__INSTRUCTIONS FOR THE TASK__:
Leave out the pictures and repeat the rest of the material exactly.

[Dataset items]
## Start
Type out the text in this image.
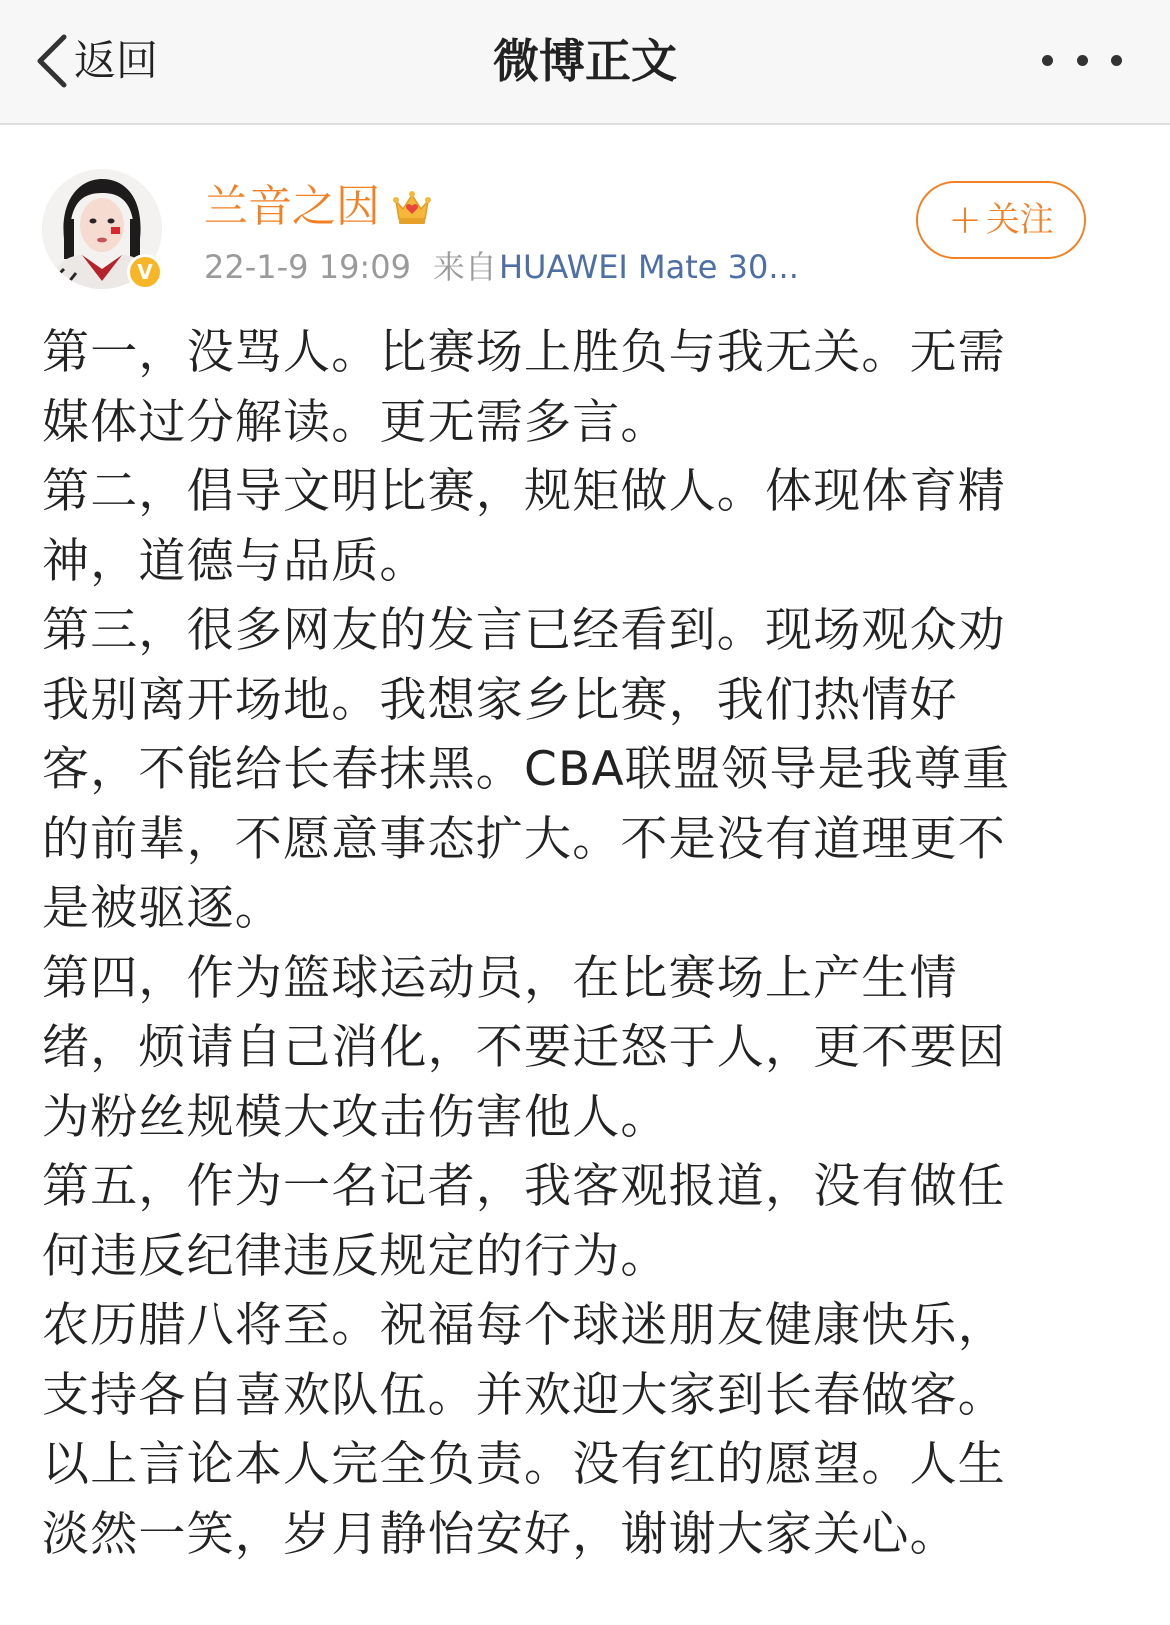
返回	微博正文
V
兰音之因
22-1-9 19:09 来自 HUAWEI Mate 30...
+ 关注

第一，没骂人。比赛场上胜负与我无关。无需媒体过分解读。更无需多言。

第二，倡导文明比赛，规矩做人。体现体育精神，道德与品质。

第三，很多网友的发言已经看到。现场观众劝我别离开场地。我想家乡比赛，我们热情好客，不能给长春抹黑。CBA联盟领导是我尊重的前辈，不愿意事态扩大。不是没有道理更不是被驱逐。

第四，作为篮球运动员，在比赛场上产生情绪，烦请自己消化，不要迁怒于人，更不要因为粉丝规模大攻击伤害他人。

第五，作为一名记者，我客观报道，没有做任何违反纪律违反规定的行为。

农历腊八将至。祝福每个球迷朋友健康快乐，支持各自喜欢队伍。并欢迎大家到长春做客。以上言论本人完全负责。没有红的愿望。人生淡然一笑，岁月静怡安好，谢谢大家关心。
## End
__RESULT OF THE TASK__:
Type out the text in this image.
返回	微博正文
V
兰音之因
22-1-9 19:09 来自 HUAWEI Mate 30...
+ 关注

第一，没骂人。比赛场上胜负与我无关。无需媒体过分解读。更无需多言。

第二，倡导文明比赛，规矩做人。体现体育精神，道德与品质。

第三，很多网友的发言已经看到。现场观众劝我别离开场地。我想家乡比赛，我们热情好客，不能给长春抹黑。CBA联盟领导是我尊重的前辈，不愿意事态扩大。不是没有道理更不是被驱逐。

第四，作为篮球运动员，在比赛场上产生情绪，烦请自己消化，不要迁怒于人，更不要因为粉丝规模大攻击伤害他人。

第五，作为一名记者，我客观报道，没有做任何违反纪律违反规定的行为。

农历腊八将至。祝福每个球迷朋友健康快乐，支持各自喜欢队伍。并欢迎大家到长春做客。以上言论本人完全负责。没有红的愿望。人生淡然一笑，岁月静怡安好，谢谢大家关心。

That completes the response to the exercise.